Dataset content =>
--------------------------------------------------

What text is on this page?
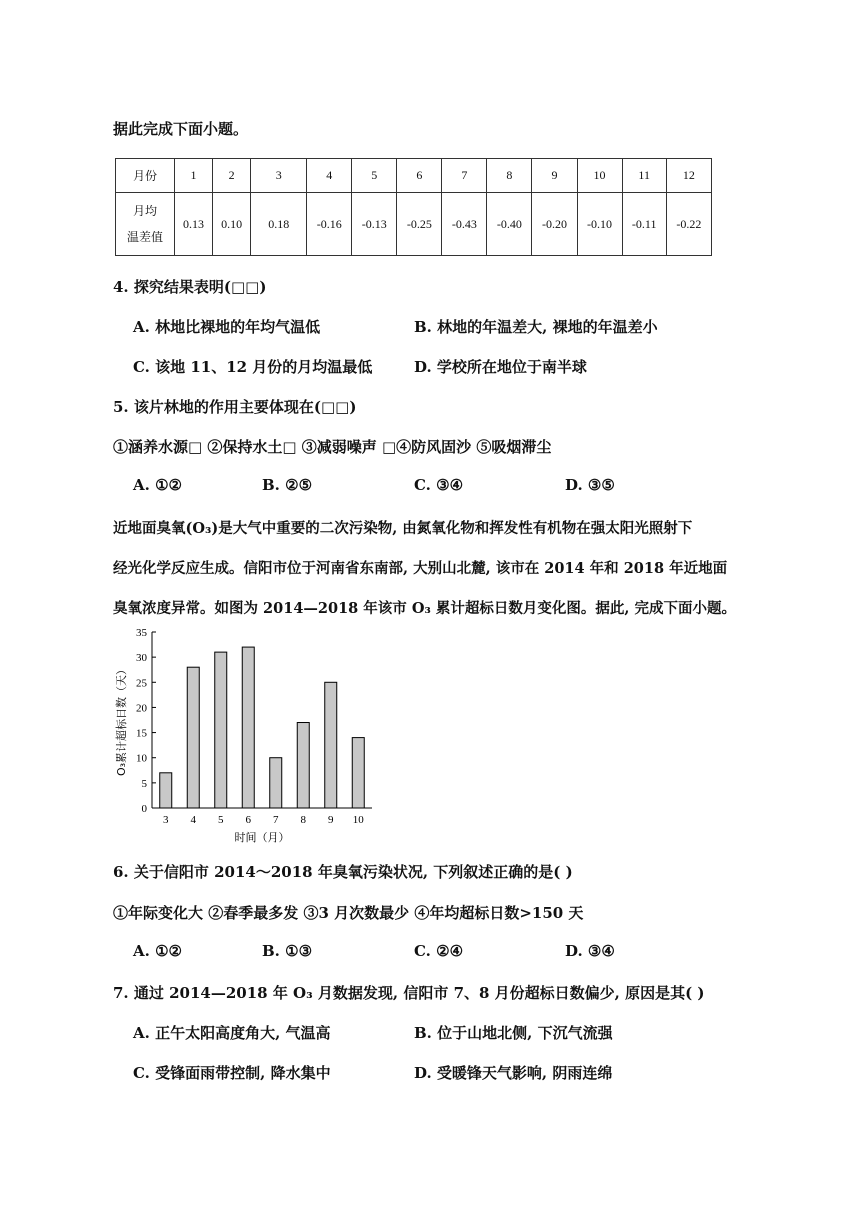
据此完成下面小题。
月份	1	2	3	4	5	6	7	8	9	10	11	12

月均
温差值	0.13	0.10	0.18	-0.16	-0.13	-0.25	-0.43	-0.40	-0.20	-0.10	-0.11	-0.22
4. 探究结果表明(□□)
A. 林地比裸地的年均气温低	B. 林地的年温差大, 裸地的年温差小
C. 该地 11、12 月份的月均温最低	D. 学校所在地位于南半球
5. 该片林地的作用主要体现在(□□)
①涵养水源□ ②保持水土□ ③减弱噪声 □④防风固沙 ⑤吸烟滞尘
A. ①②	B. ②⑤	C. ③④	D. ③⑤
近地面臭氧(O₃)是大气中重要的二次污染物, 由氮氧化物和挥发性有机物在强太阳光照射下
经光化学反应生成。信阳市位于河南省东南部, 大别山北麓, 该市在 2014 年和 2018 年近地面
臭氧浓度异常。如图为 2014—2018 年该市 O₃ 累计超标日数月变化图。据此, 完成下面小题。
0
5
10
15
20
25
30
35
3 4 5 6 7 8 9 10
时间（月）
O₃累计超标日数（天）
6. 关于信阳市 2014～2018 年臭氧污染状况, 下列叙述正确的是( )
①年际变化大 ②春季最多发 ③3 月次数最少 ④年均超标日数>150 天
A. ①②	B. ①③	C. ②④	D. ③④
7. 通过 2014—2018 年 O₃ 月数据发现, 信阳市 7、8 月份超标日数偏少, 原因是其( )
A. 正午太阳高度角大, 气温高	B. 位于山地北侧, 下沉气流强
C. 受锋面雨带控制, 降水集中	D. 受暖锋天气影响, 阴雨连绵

--------------------------------------------------

Your task =>
Write out the records above exactly as they stand, leaving out every picture.

Problem solution =>
What text is on this page?
据此完成下面小题。
月份	1	2	3	4	5	6	7	8	9	10	11	12

月均
温差值	0.13	0.10	0.18	-0.16	-0.13	-0.25	-0.43	-0.40	-0.20	-0.10	-0.11	-0.22
4. 探究结果表明(□□)
A. 林地比裸地的年均气温低	B. 林地的年温差大, 裸地的年温差小
C. 该地 11、12 月份的月均温最低	D. 学校所在地位于南半球
5. 该片林地的作用主要体现在(□□)
①涵养水源□ ②保持水土□ ③减弱噪声 □④防风固沙 ⑤吸烟滞尘
A. ①②	B. ②⑤	C. ③④	D. ③⑤
近地面臭氧(O₃)是大气中重要的二次污染物, 由氮氧化物和挥发性有机物在强太阳光照射下
经光化学反应生成。信阳市位于河南省东南部, 大别山北麓, 该市在 2014 年和 2018 年近地面
臭氧浓度异常。如图为 2014—2018 年该市 O₃ 累计超标日数月变化图。据此, 完成下面小题。
0
5
10
15
20
25
30
35
3 4 5 6 7 8 9 10
时间（月）
O₃累计超标日数（天）
6. 关于信阳市 2014～2018 年臭氧污染状况, 下列叙述正确的是( )
①年际变化大 ②春季最多发 ③3 月次数最少 ④年均超标日数>150 天
A. ①②	B. ①③	C. ②④	D. ③④
7. 通过 2014—2018 年 O₃ 月数据发现, 信阳市 7、8 月份超标日数偏少, 原因是其( )
A. 正午太阳高度角大, 气温高	B. 位于山地北侧, 下沉气流强
C. 受锋面雨带控制, 降水集中	D. 受暖锋天气影响, 阴雨连绵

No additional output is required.